| What you have to do |
Make an exact copy of all the entries, but do not reproduce the pictures.

[Stored items from a collection]
____________________

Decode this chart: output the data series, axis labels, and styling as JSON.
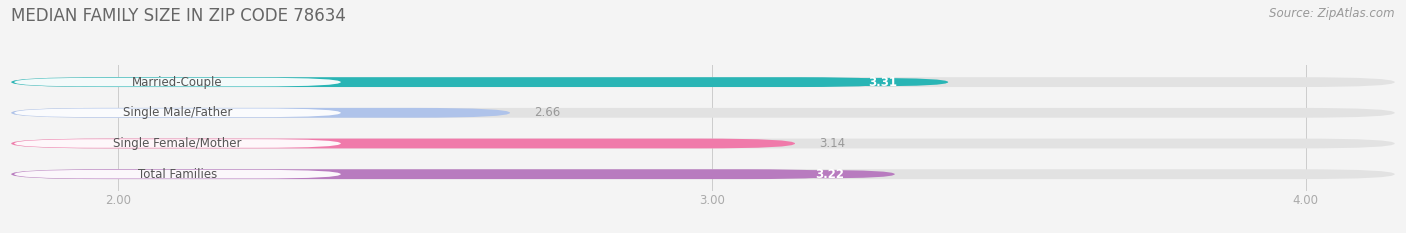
{
  "title": "MEDIAN FAMILY SIZE IN ZIP CODE 78634",
  "source": "Source: ZipAtlas.com",
  "categories": [
    "Married-Couple",
    "Single Male/Father",
    "Single Female/Mother",
    "Total Families"
  ],
  "values": [
    3.31,
    2.66,
    3.14,
    3.22
  ],
  "bar_colors": [
    "#29b5b5",
    "#afc3ea",
    "#f07aaa",
    "#b87bbf"
  ],
  "value_badge_colors": [
    "#29b5b5",
    null,
    null,
    "#b87bbf"
  ],
  "value_text_colors": [
    "#ffffff",
    "#999999",
    "#999999",
    "#ffffff"
  ],
  "xmin": 1.82,
  "xmax": 4.15,
  "xticks": [
    2.0,
    3.0,
    4.0
  ],
  "xtick_labels": [
    "2.00",
    "3.00",
    "4.00"
  ],
  "bar_height": 0.32,
  "background_color": "#f4f4f4",
  "track_color": "#e2e2e2",
  "title_fontsize": 12,
  "source_fontsize": 8.5,
  "label_fontsize": 8.5,
  "value_fontsize": 8.5,
  "tick_fontsize": 8.5
}
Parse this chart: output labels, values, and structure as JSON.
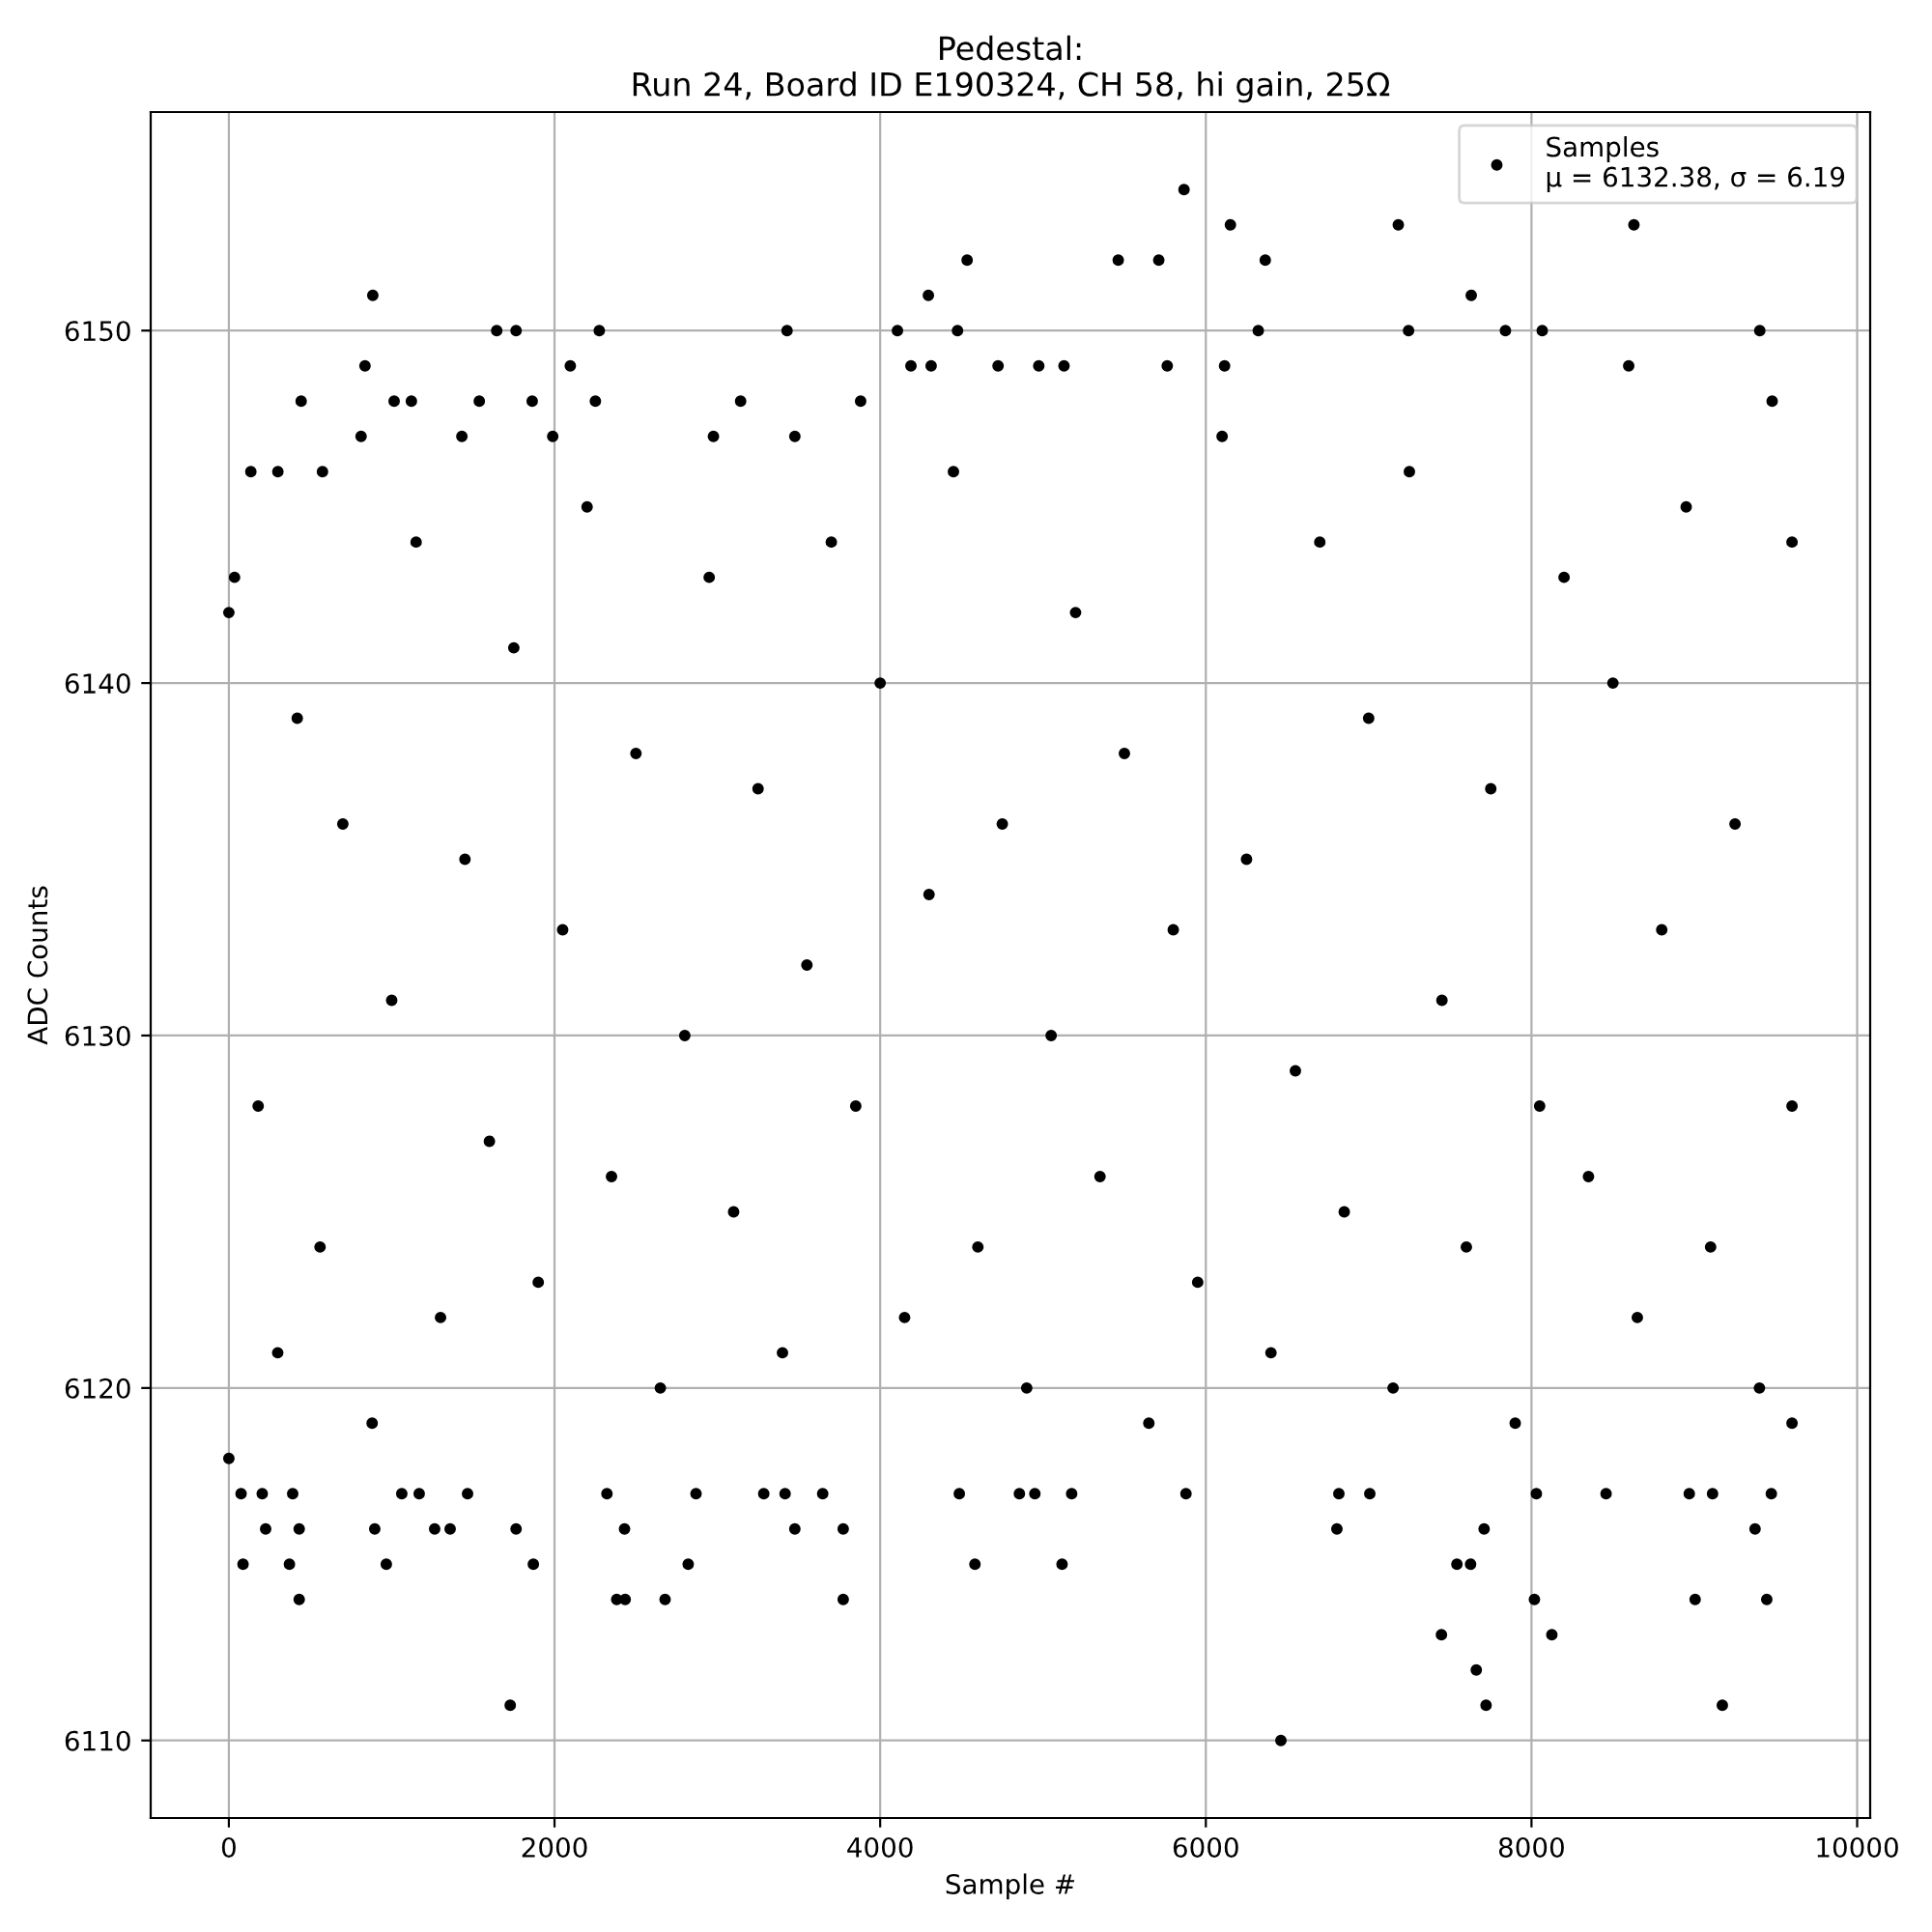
{
  "chart_data": {
    "type": "scatter",
    "title": "Pedestal:\nRun 24, Board ID E190324, CH 58, hi gain, 25Ω",
    "xlabel": "Sample #",
    "ylabel": "ADC Counts",
    "xlim": [
      -480,
      10080
    ],
    "ylim": [
      6107.8,
      6156.2
    ],
    "xticks": [
      0,
      2000,
      4000,
      6000,
      8000,
      10000
    ],
    "yticks": [
      6110,
      6120,
      6130,
      6140,
      6150
    ],
    "grid": true,
    "legend": "top right",
    "marker": "circle",
    "series": [
      {
        "name": "Samples\nμ = 6132.38, σ = 6.19",
        "color": "#000000",
        "x": [
          5866,
          6151,
          5462,
          5711,
          6365,
          7182,
          7630,
          8629,
          6322,
          7245,
          7840,
          8066,
          9402,
          4974,
          5129,
          5763,
          6115,
          8597,
          9478,
          884,
          1645,
          1764,
          2275,
          3428,
          4106,
          4296,
          4534,
          4475,
          836,
          2097,
          4189,
          4313,
          4724,
          444,
          1015,
          1121,
          1538,
          1863,
          2251,
          3143,
          3880,
          812,
          1431,
          1989,
          2976,
          3476,
          135,
          301,
          575,
          1728,
          432,
          87,
          372,
          967,
          1870,
          2821,
          4582,
          2382,
          2434,
          2679,
          3773,
          75,
          205,
          392,
          1062,
          1169,
          1466,
          2322,
          2869,
          3285,
          3416,
          3647,
          4486,
          226,
          432,
          896,
          1264,
          1359,
          1764,
          2430,
          3476,
          3773,
          6461,
          7721,
          9172,
          7661,
          7447,
          8125,
          8018,
          9005,
          9445,
          7542,
          7626,
          5117,
          6805,
          7709,
          9373,
          5878,
          6817,
          7007,
          8458,
          8030,
          8969,
          9112,
          9473,
          4855,
          5176,
          4950,
          0,
          0,
          35,
          180,
          300,
          420,
          560,
          700,
          880,
          1000,
          1150,
          1300,
          1450,
          1600,
          1750,
          1900,
          2050,
          2200,
          2350,
          2500,
          2650,
          2800,
          2950,
          3100,
          3250,
          3400,
          3550,
          3700,
          3850,
          4000,
          4150,
          4300,
          4450,
          4600,
          4750,
          4900,
          5050,
          5200,
          5350,
          5500,
          5650,
          5800,
          5950,
          6100,
          6250,
          6400,
          6550,
          6700,
          6850,
          7000,
          7150,
          7250,
          7450,
          7600,
          7750,
          7900,
          8050,
          8200,
          8350,
          8500,
          8650,
          8800,
          8950,
          9100,
          9250,
          9400,
          9600,
          9600,
          9600
        ],
        "values": [
          6154,
          6153,
          6152,
          6152,
          6152,
          6153,
          6151,
          6153,
          6150,
          6150,
          6150,
          6150,
          6150,
          6149,
          6149,
          6149,
          6149,
          6149,
          6148,
          6151,
          6150,
          6150,
          6150,
          6150,
          6150,
          6151,
          6152,
          6150,
          6149,
          6149,
          6149,
          6149,
          6149,
          6148,
          6148,
          6148,
          6148,
          6148,
          6148,
          6148,
          6148,
          6147,
          6147,
          6147,
          6147,
          6147,
          6146,
          6146,
          6146,
          6111,
          6114,
          6115,
          6115,
          6115,
          6115,
          6115,
          6115,
          6114,
          6114,
          6114,
          6114,
          6117,
          6117,
          6117,
          6117,
          6117,
          6117,
          6117,
          6117,
          6117,
          6117,
          6117,
          6117,
          6116,
          6116,
          6116,
          6116,
          6116,
          6116,
          6116,
          6116,
          6116,
          6110,
          6111,
          6111,
          6112,
          6113,
          6113,
          6114,
          6114,
          6114,
          6115,
          6115,
          6115,
          6116,
          6116,
          6116,
          6117,
          6117,
          6117,
          6117,
          6117,
          6117,
          6117,
          6117,
          6117,
          6117,
          6117,
          6118,
          6142,
          6143,
          6128,
          6121,
          6139,
          6124,
          6136,
          6119,
          6131,
          6144,
          6122,
          6135,
          6127,
          6141,
          6123,
          6133,
          6145,
          6126,
          6138,
          6120,
          6130,
          6143,
          6125,
          6137,
          6121,
          6132,
          6144,
          6128,
          6140,
          6122,
          6134,
          6146,
          6124,
          6136,
          6120,
          6130,
          6142,
          6126,
          6138,
          6119,
          6133,
          6123,
          6147,
          6135,
          6121,
          6129,
          6144,
          6125,
          6139,
          6120,
          6146,
          6131,
          6124,
          6137,
          6119,
          6128,
          6143,
          6126,
          6140,
          6122,
          6133,
          6145,
          6124,
          6136,
          6120,
          6144,
          6119,
          6128
        ]
      }
    ]
  }
}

____________________

| Solution to this task |
Decode this chart: output the data series, axis labels, and styling as JSON.
{
  "title": "MEDIAN FAMILY SIZE IN ZIP CODE 78634",
  "source": "Source: ZipAtlas.com",
  "categories": [
    "Married-Couple",
    "Single Male/Father",
    "Single Female/Mother",
    "Total Families"
  ],
  "values": [
    3.31,
    2.66,
    3.14,
    3.22
  ],
  "bar_colors": [
    "#29b5b5",
    "#afc3ea",
    "#f07aaa",
    "#b87bbf"
  ],
  "value_badge_colors": [
    "#29b5b5",
    null,
    null,
    "#b87bbf"
  ],
  "value_text_colors": [
    "#ffffff",
    "#999999",
    "#999999",
    "#ffffff"
  ],
  "xmin": 1.82,
  "xmax": 4.15,
  "xticks": [
    2.0,
    3.0,
    4.0
  ],
  "xtick_labels": [
    "2.00",
    "3.00",
    "4.00"
  ],
  "bar_height": 0.32,
  "background_color": "#f4f4f4",
  "track_color": "#e2e2e2",
  "title_fontsize": 12,
  "source_fontsize": 8.5,
  "label_fontsize": 8.5,
  "value_fontsize": 8.5,
  "tick_fontsize": 8.5
}
Parse this chart: output labels, values, and structure as JSON.
{
  "chart_data": {
    "type": "scatter",
    "title": "Pedestal:\nRun 24, Board ID E190324, CH 58, hi gain, 25Ω",
    "xlabel": "Sample #",
    "ylabel": "ADC Counts",
    "xlim": [
      -480,
      10080
    ],
    "ylim": [
      6107.8,
      6156.2
    ],
    "xticks": [
      0,
      2000,
      4000,
      6000,
      8000,
      10000
    ],
    "yticks": [
      6110,
      6120,
      6130,
      6140,
      6150
    ],
    "grid": true,
    "legend": "top right",
    "marker": "circle",
    "series": [
      {
        "name": "Samples\nμ = 6132.38, σ = 6.19",
        "color": "#000000",
        "x": [
          5866,
          6151,
          5462,
          5711,
          6365,
          7182,
          7630,
          8629,
          6322,
          7245,
          7840,
          8066,
          9402,
          4974,
          5129,
          5763,
          6115,
          8597,
          9478,
          884,
          1645,
          1764,
          2275,
          3428,
          4106,
          4296,
          4534,
          4475,
          836,
          2097,
          4189,
          4313,
          4724,
          444,
          1015,
          1121,
          1538,
          1863,
          2251,
          3143,
          3880,
          812,
          1431,
          1989,
          2976,
          3476,
          135,
          301,
          575,
          1728,
          432,
          87,
          372,
          967,
          1870,
          2821,
          4582,
          2382,
          2434,
          2679,
          3773,
          75,
          205,
          392,
          1062,
          1169,
          1466,
          2322,
          2869,
          3285,
          3416,
          3647,
          4486,
          226,
          432,
          896,
          1264,
          1359,
          1764,
          2430,
          3476,
          3773,
          6461,
          7721,
          9172,
          7661,
          7447,
          8125,
          8018,
          9005,
          9445,
          7542,
          7626,
          5117,
          6805,
          7709,
          9373,
          5878,
          6817,
          7007,
          8458,
          8030,
          8969,
          9112,
          9473,
          4855,
          5176,
          4950,
          0,
          0,
          35,
          180,
          300,
          420,
          560,
          700,
          880,
          1000,
          1150,
          1300,
          1450,
          1600,
          1750,
          1900,
          2050,
          2200,
          2350,
          2500,
          2650,
          2800,
          2950,
          3100,
          3250,
          3400,
          3550,
          3700,
          3850,
          4000,
          4150,
          4300,
          4450,
          4600,
          4750,
          4900,
          5050,
          5200,
          5350,
          5500,
          5650,
          5800,
          5950,
          6100,
          6250,
          6400,
          6550,
          6700,
          6850,
          7000,
          7150,
          7250,
          7450,
          7600,
          7750,
          7900,
          8050,
          8200,
          8350,
          8500,
          8650,
          8800,
          8950,
          9100,
          9250,
          9400,
          9600,
          9600,
          9600
        ],
        "values": [
          6154,
          6153,
          6152,
          6152,
          6152,
          6153,
          6151,
          6153,
          6150,
          6150,
          6150,
          6150,
          6150,
          6149,
          6149,
          6149,
          6149,
          6149,
          6148,
          6151,
          6150,
          6150,
          6150,
          6150,
          6150,
          6151,
          6152,
          6150,
          6149,
          6149,
          6149,
          6149,
          6149,
          6148,
          6148,
          6148,
          6148,
          6148,
          6148,
          6148,
          6148,
          6147,
          6147,
          6147,
          6147,
          6147,
          6146,
          6146,
          6146,
          6111,
          6114,
          6115,
          6115,
          6115,
          6115,
          6115,
          6115,
          6114,
          6114,
          6114,
          6114,
          6117,
          6117,
          6117,
          6117,
          6117,
          6117,
          6117,
          6117,
          6117,
          6117,
          6117,
          6117,
          6116,
          6116,
          6116,
          6116,
          6116,
          6116,
          6116,
          6116,
          6116,
          6110,
          6111,
          6111,
          6112,
          6113,
          6113,
          6114,
          6114,
          6114,
          6115,
          6115,
          6115,
          6116,
          6116,
          6116,
          6117,
          6117,
          6117,
          6117,
          6117,
          6117,
          6117,
          6117,
          6117,
          6117,
          6117,
          6118,
          6142,
          6143,
          6128,
          6121,
          6139,
          6124,
          6136,
          6119,
          6131,
          6144,
          6122,
          6135,
          6127,
          6141,
          6123,
          6133,
          6145,
          6126,
          6138,
          6120,
          6130,
          6143,
          6125,
          6137,
          6121,
          6132,
          6144,
          6128,
          6140,
          6122,
          6134,
          6146,
          6124,
          6136,
          6120,
          6130,
          6142,
          6126,
          6138,
          6119,
          6133,
          6123,
          6147,
          6135,
          6121,
          6129,
          6144,
          6125,
          6139,
          6120,
          6146,
          6131,
          6124,
          6137,
          6119,
          6128,
          6143,
          6126,
          6140,
          6122,
          6133,
          6145,
          6124,
          6136,
          6120,
          6144,
          6119,
          6128
        ]
      }
    ]
  }
}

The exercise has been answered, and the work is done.